Mr. Swartz, are you an imperial CEO like Gerald Levin of AOL Time Warner? (Time Warner's merging itself into AOL is considered the worst business decision of all time. The company immediately lost $88 Billion.) Mr. Levin called himself an "imperial CEO", meaning that he made decisions without consulting other people.
Mr. Swartz, if you don't have enough technical knowledge even to format your own web page, are you technically knowledgeable enough to run Sun? From the biography on Sun's web site: "Schwartz received degrees in economics and mathematics from Wesleyan University."
I don't believe it will actually happen, but if it does, by changing away from the strong brand of SUNW, known for serious servers, to a brand largely outside its control, Sun will weaken its position in the marketplace, in my opinion.
I don't think it is wise for technically knowledgeable people to work for companies managed by people with little or no technical knowledge. When technically ignorant managers try to run technically-oriented companies, a lot of unpredictable, weird things happen. Why take the risk?
Give him a break - he's probably finishing up his c# class freshman year, along with his new sense of entitlement.
Website Hosting
Well then you are shooting yourself in the foot when it comes to established business solutions. I don't have a problem with the idea that Java isn't for everyone. But at the same time, I think nothing beats it when it comes to enterprise software. What are you going to use instead, PHP? Last time I checked, minor versions of PHP broke itself as well.

* SET PROBLEM 1 *
Gather every line of the rows below that contains the string "elements", matching case exactly.

* RECORDED INFORMATION *
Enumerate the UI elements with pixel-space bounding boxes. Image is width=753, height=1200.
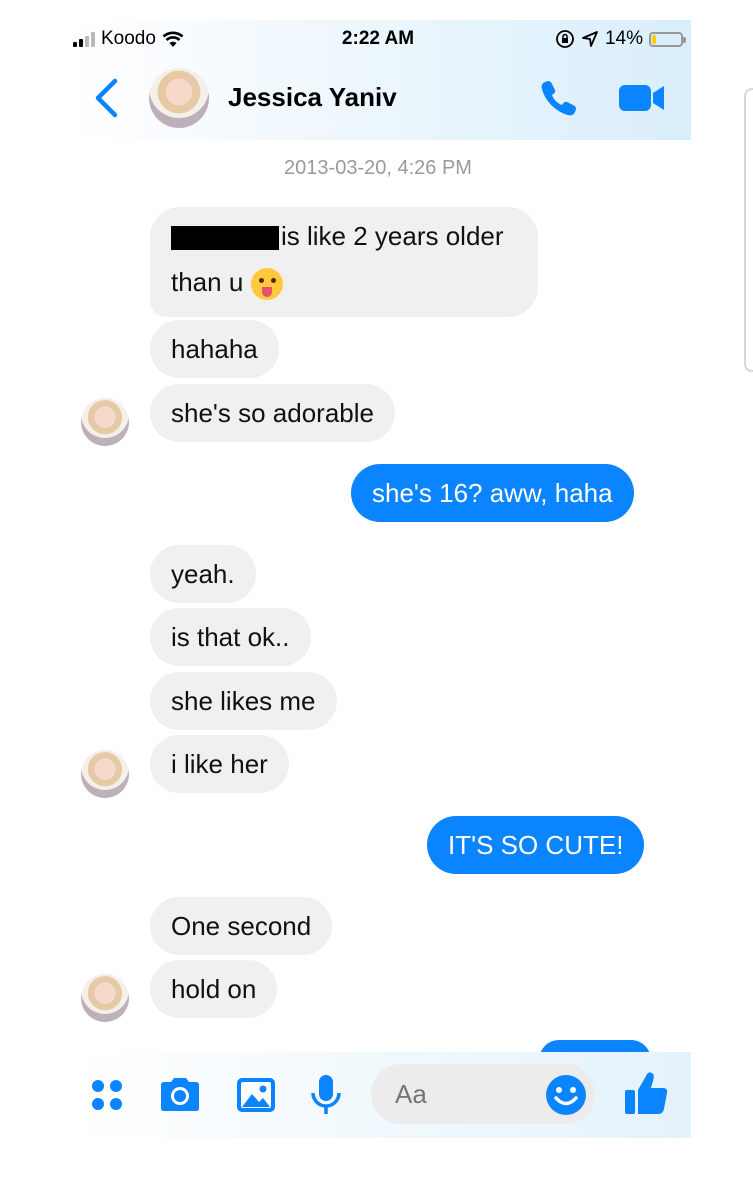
message-text: she's 16? aww, haha (372, 478, 613, 508)
contact-name[interactable]: Jessica Yaniv (228, 82, 397, 113)
message-bubble-incoming[interactable]: yeah. (150, 545, 256, 603)
message-text: One second (171, 911, 312, 941)
message-bubble-incoming[interactable]: hahaha (150, 320, 279, 378)
scroll-edge (744, 88, 753, 372)
status-right: 14% (555, 28, 686, 50)
camera-icon[interactable] (157, 1072, 203, 1118)
message-text: she's so adorable (171, 398, 374, 428)
composer-bar (65, 1052, 691, 1138)
photo-gallery-icon[interactable] (233, 1072, 279, 1118)
message-bubble-incoming[interactable]: i like her (150, 735, 289, 793)
redaction-bar (171, 226, 279, 251)
message-text: she likes me (171, 686, 316, 716)
conversation-timestamp: 2013-03-20, 4:26 PM (284, 157, 472, 179)
thumbs-up-icon[interactable] (621, 1068, 671, 1118)
status-bar: Koodo 2:22 AM 14% (65, 20, 691, 58)
battery-icon (649, 31, 686, 47)
message-bubble-incoming[interactable]: is that ok.. (150, 608, 311, 666)
message-bubble-outgoing[interactable]: IT'S SO CUTE! (427, 816, 645, 874)
message-line: is like 2 years older (171, 213, 517, 259)
message-text: hahaha (171, 334, 258, 364)
phone-call-icon[interactable] (539, 78, 579, 118)
back-chevron-icon[interactable] (93, 78, 119, 118)
message-text: yeah. (171, 559, 235, 589)
message-text: is like 2 years older (281, 221, 504, 251)
sender-avatar[interactable] (81, 750, 129, 798)
message-bubble-incoming[interactable]: she's so adorable (150, 384, 395, 442)
orientation-lock-icon (556, 30, 574, 48)
top-bar: Koodo 2:22 AM 14% Jessica Yaniv (65, 20, 691, 140)
message-text: i like her (171, 749, 268, 779)
message-text: hold on (171, 974, 257, 1004)
video-call-icon[interactable] (617, 80, 667, 116)
message-bubble-incoming[interactable]: One second (150, 897, 333, 955)
message-bubble-incoming[interactable]: is like 2 years older than u (150, 207, 538, 317)
contact-avatar[interactable] (149, 68, 209, 128)
more-apps-icon[interactable] (85, 1072, 131, 1118)
message-bubble-incoming[interactable]: she likes me (150, 672, 337, 730)
message-text: IT'S SO CUTE! (448, 830, 624, 860)
location-icon (582, 31, 598, 47)
microphone-icon[interactable] (303, 1072, 349, 1118)
message-text: is that ok.. (171, 622, 290, 652)
message-bubble-incoming[interactable]: hold on (150, 960, 278, 1018)
tongue-out-emoji-icon (251, 268, 284, 301)
message-line: than u (171, 259, 517, 305)
message-bubble-outgoing[interactable]: she's 16? aww, haha (351, 464, 634, 522)
battery-percent: 14% (604, 28, 643, 49)
conversation-header: Jessica Yaniv (65, 58, 691, 140)
message-text: than u (171, 267, 244, 297)
sender-avatar[interactable] (81, 974, 129, 1022)
emoji-smiley-icon[interactable] (543, 1072, 589, 1118)
messenger-screen: Koodo 2:22 AM 14% Jessica Yaniv 2013-03-… (65, 20, 691, 1200)
sender-avatar[interactable] (81, 398, 129, 446)
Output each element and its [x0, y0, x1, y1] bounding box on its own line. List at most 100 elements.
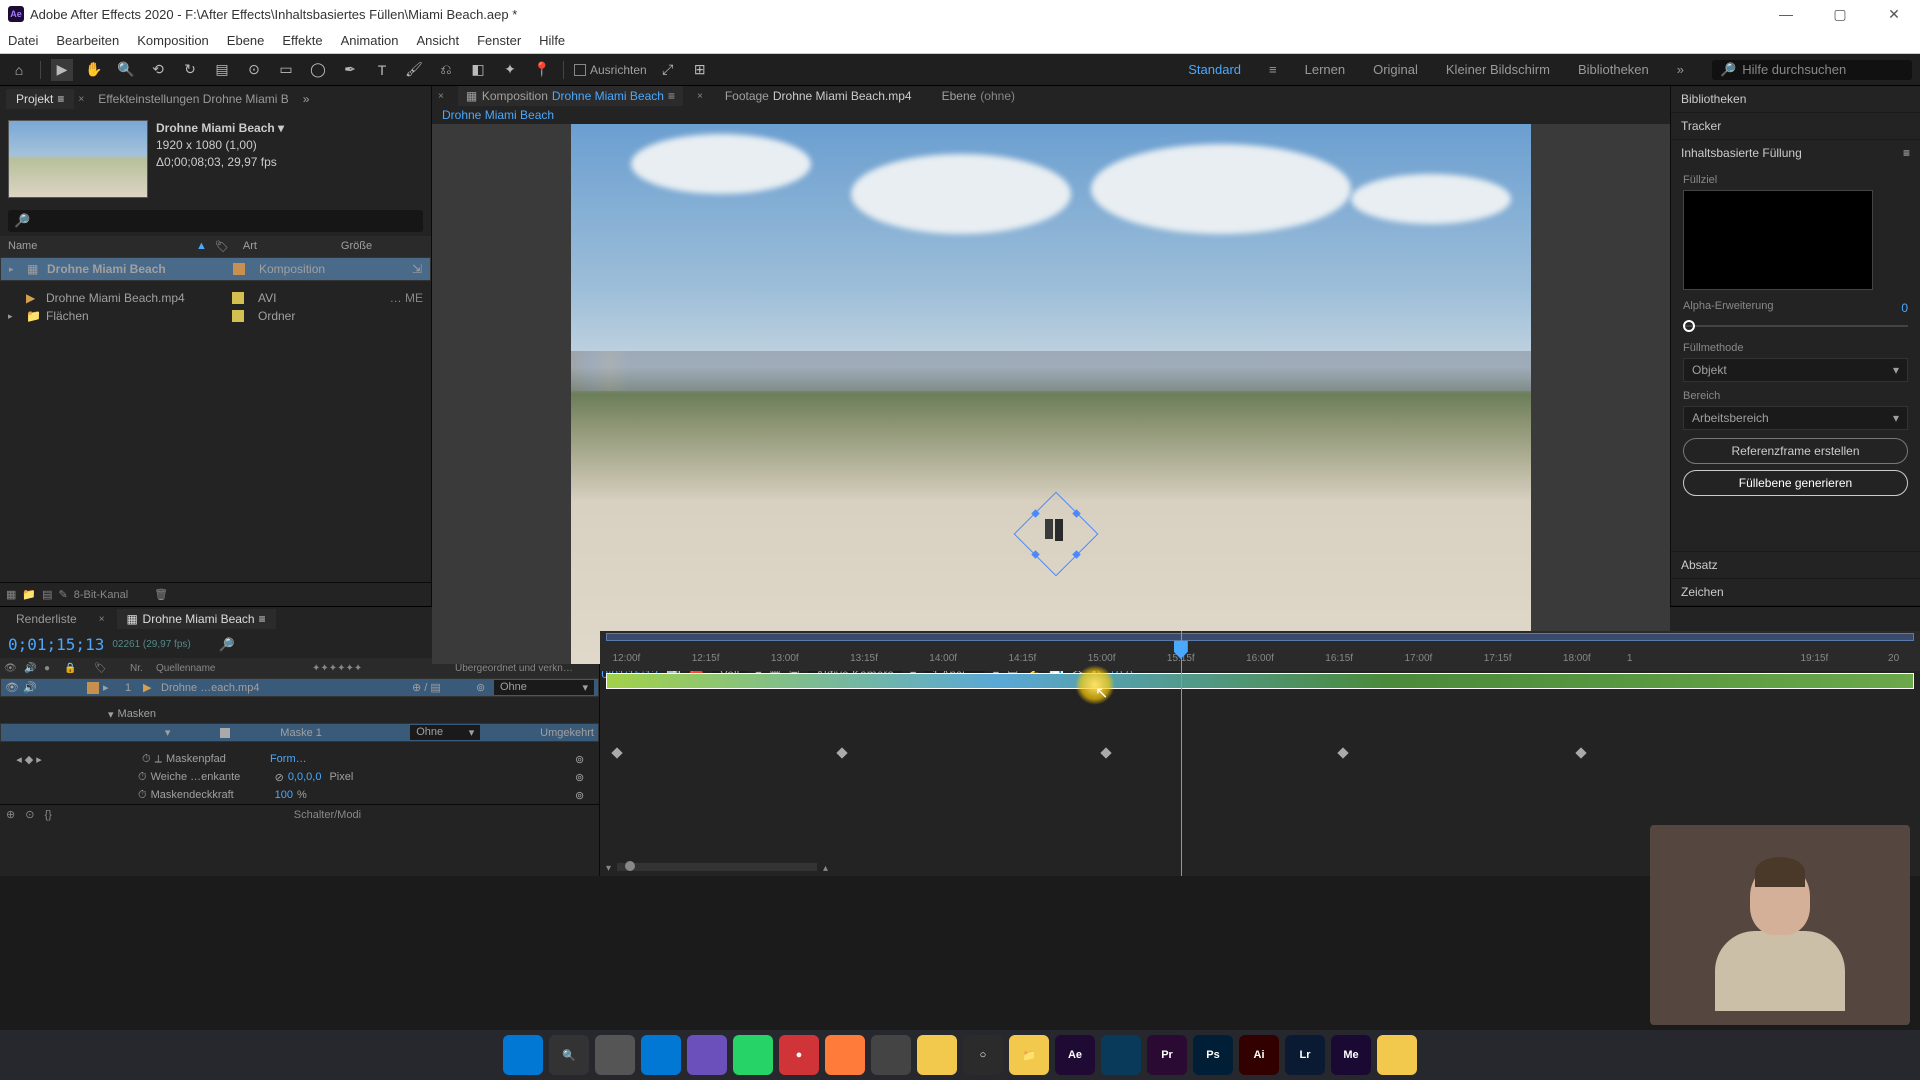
- menu-ebene[interactable]: Ebene: [227, 33, 265, 48]
- composition-viewer[interactable]: [432, 124, 1670, 664]
- help-search[interactable]: 🔎 Hilfe durchsuchen: [1712, 60, 1912, 80]
- brackets-icon[interactable]: {}: [44, 809, 51, 821]
- layer-bar-1[interactable]: [606, 673, 1914, 689]
- taskbar-app-2[interactable]: [595, 1035, 635, 1075]
- workspace-overflow-icon[interactable]: »: [1677, 62, 1684, 77]
- project-row-comp[interactable]: ▸▦ Drohne Miami Beach Komposition ⇲: [0, 257, 431, 281]
- brush-tool-icon[interactable]: 🖌: [403, 59, 425, 81]
- taskbar-app-6[interactable]: ●: [779, 1035, 819, 1075]
- panel-menu-icon[interactable]: ≡: [1903, 146, 1910, 160]
- hand-tool-icon[interactable]: ✋: [83, 59, 105, 81]
- fill-method-dropdown[interactable]: Objekt▾: [1683, 358, 1908, 382]
- roto-tool-icon[interactable]: ✦: [499, 59, 521, 81]
- minimize-button[interactable]: —: [1768, 6, 1804, 23]
- taskbar-app-7[interactable]: [825, 1035, 865, 1075]
- taskbar-app-9[interactable]: [917, 1035, 957, 1075]
- create-reference-button[interactable]: Referenzframe erstellen: [1683, 438, 1908, 464]
- taskbar-app-5[interactable]: [733, 1035, 773, 1075]
- taskbar-app-3[interactable]: [641, 1035, 681, 1075]
- interpret-icon[interactable]: ▦: [6, 588, 16, 601]
- taskbar-app-10[interactable]: ○: [963, 1035, 1003, 1075]
- align-checkbox[interactable]: Ausrichten: [574, 63, 647, 77]
- comp-name-label[interactable]: Drohne Miami Beach ▾: [156, 120, 284, 137]
- col-nr-icon[interactable]: 🏷: [94, 663, 124, 674]
- tab-effekteinstellungen[interactable]: Effekteinstellungen Drohne Miami B: [88, 89, 299, 109]
- alpha-value[interactable]: 0: [1901, 301, 1908, 315]
- tab-renderliste[interactable]: Renderliste: [6, 609, 87, 629]
- pan-behind-tool-icon[interactable]: ⊙: [243, 59, 265, 81]
- keyframe[interactable]: [1338, 747, 1349, 758]
- trash-icon[interactable]: 🗑: [154, 588, 168, 601]
- comp-icon[interactable]: ▤: [42, 588, 52, 601]
- weiche-row[interactable]: ⏱ Weiche …enkante ⊘ 0,0,0,0 Pixel ⊚: [0, 768, 599, 786]
- menu-datei[interactable]: Datei: [8, 33, 38, 48]
- generate-fill-button[interactable]: Füllebene generieren: [1683, 470, 1908, 496]
- timeline-zoom-slider[interactable]: [617, 863, 817, 871]
- zoom-out-icon[interactable]: ▾: [606, 863, 611, 874]
- work-area-bar[interactable]: [606, 633, 1914, 641]
- panel-tracker[interactable]: Tracker: [1671, 113, 1920, 139]
- type-tool-icon[interactable]: T: [371, 59, 393, 81]
- project-search[interactable]: 🔎: [8, 210, 423, 232]
- maske1-row[interactable]: ▾ Maske 1 Ohne▾ Umgekehrt: [0, 723, 599, 742]
- pen-tool-icon[interactable]: ✒: [339, 59, 361, 81]
- sort-icon[interactable]: ▲: [196, 240, 207, 253]
- maskenpfad-row[interactable]: ◂ ◆ ▸ ⏱⟂ Maskenpfad Form… ⊚: [0, 750, 599, 768]
- close-button[interactable]: ✕: [1876, 6, 1912, 23]
- zoom-tool-icon[interactable]: 🔍: [115, 59, 137, 81]
- close-tab-icon[interactable]: ×: [438, 91, 444, 102]
- puppet-tool-icon[interactable]: 📍: [531, 59, 553, 81]
- taskbar-app-11[interactable]: 📁: [1009, 1035, 1049, 1075]
- home-icon[interactable]: ⌂: [8, 59, 30, 81]
- rect-tool-icon[interactable]: ▭: [275, 59, 297, 81]
- menu-fenster[interactable]: Fenster: [477, 33, 521, 48]
- workspace-kleiner[interactable]: Kleiner Bildschirm: [1446, 62, 1550, 77]
- range-dropdown[interactable]: Arbeitsbereich▾: [1683, 406, 1908, 430]
- taskbar-app-19[interactable]: [1377, 1035, 1417, 1075]
- flowchart-breadcrumb[interactable]: Drohne Miami Beach: [432, 106, 1670, 124]
- taskbar-app-18[interactable]: Me: [1331, 1035, 1371, 1075]
- workspace-bibliotheken[interactable]: Bibliotheken: [1578, 62, 1649, 77]
- workspace-original[interactable]: Original: [1373, 62, 1418, 77]
- taskbar-app-1[interactable]: 🔍: [549, 1035, 589, 1075]
- tab-footage[interactable]: Footage Drohne Miami Beach.mp4: [717, 86, 920, 106]
- eraser-tool-icon[interactable]: ◧: [467, 59, 489, 81]
- close-tab-icon[interactable]: ×: [697, 91, 703, 102]
- tab-projekt[interactable]: Projekt≡: [6, 89, 74, 109]
- clone-tool-icon[interactable]: ⎌: [435, 59, 457, 81]
- menu-hilfe[interactable]: Hilfe: [539, 33, 565, 48]
- taskbar-app-17[interactable]: Lr: [1285, 1035, 1325, 1075]
- taskbar-app-15[interactable]: Ps: [1193, 1035, 1233, 1075]
- zoom-in-icon[interactable]: ▴: [823, 863, 828, 874]
- keyframe[interactable]: [1575, 747, 1586, 758]
- timeline-search[interactable]: 🔎: [219, 637, 235, 653]
- close-tab-icon[interactable]: ×: [99, 614, 105, 625]
- settings-icon[interactable]: ✎: [59, 588, 68, 601]
- frame-blend-icon[interactable]: ⊕: [6, 808, 15, 821]
- taskbar-app-16[interactable]: Ai: [1239, 1035, 1279, 1075]
- tab-timeline-comp[interactable]: ▦Drohne Miami Beach≡: [117, 609, 276, 629]
- ellipse-tool-icon[interactable]: ◯: [307, 59, 329, 81]
- folder-icon[interactable]: 📁: [22, 588, 36, 601]
- taskbar-app-0[interactable]: [503, 1035, 543, 1075]
- label-col-icon[interactable]: 🏷: [215, 240, 235, 253]
- taskbar-app-13[interactable]: [1101, 1035, 1141, 1075]
- taskbar-app-14[interactable]: Pr: [1147, 1035, 1187, 1075]
- selection-tool-icon[interactable]: ▶: [51, 59, 73, 81]
- tab-ebene[interactable]: Ebene (ohne): [934, 86, 1023, 106]
- comp-thumbnail[interactable]: [8, 120, 148, 198]
- menu-effekte[interactable]: Effekte: [282, 33, 322, 48]
- taskbar-app-4[interactable]: [687, 1035, 727, 1075]
- snap2-icon[interactable]: ⊞: [689, 59, 711, 81]
- keyframe[interactable]: [1100, 747, 1111, 758]
- menu-ansicht[interactable]: Ansicht: [416, 33, 459, 48]
- snap-icon[interactable]: ⤢: [657, 59, 679, 81]
- project-row-folder[interactable]: ▸📁 Flächen Ordner: [0, 307, 431, 325]
- keyframe[interactable]: [612, 747, 623, 758]
- panel-zeichen[interactable]: Zeichen: [1671, 579, 1920, 605]
- time-ruler[interactable]: 12:00f 12:15f 13:00f 13:15f 14:00f 14:15…: [600, 631, 1920, 671]
- close-tab-icon[interactable]: ×: [78, 94, 84, 105]
- workspace-standard[interactable]: Standard: [1188, 62, 1241, 77]
- keyframe[interactable]: [836, 747, 847, 758]
- menu-komposition[interactable]: Komposition: [137, 33, 209, 48]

* SET PROBLEM 2 *
From the Sun discussion above, copy the passage between "Mr. Swartz, if" and "sense of entitlement.", inclusive.

* RESULT 1 *
Enumerate the UI elements with pixel-space bounding boxes. Image is width=753, height=1200.
Output each element and its [x0, y0, x1, y1] bounding box on its own line. List at most 100 elements.

* RESULT 2 *
Mr. Swartz, if you don't have enough technical knowledge even to format your own web page, are you technically knowledgeable enough to run Sun? From the biography on Sun's web site: "Schwartz received degrees in economics and mathematics from Wesleyan University."
I don't believe it will actually happen, but if it does, by changing away from the strong brand of SUNW, known for serious servers, to a brand largely outside its control, Sun will weaken its position in the marketplace, in my opinion.
I don't think it is wise for technically knowledgeable people to work for companies managed by people with little or no technical knowledge. When technically ignorant managers try to run technically-oriented companies, a lot of unpredictable, weird things happen. Why take the risk?
Give him a break - he's probably finishing up his c# class freshman year, along with his new sense of entitlement.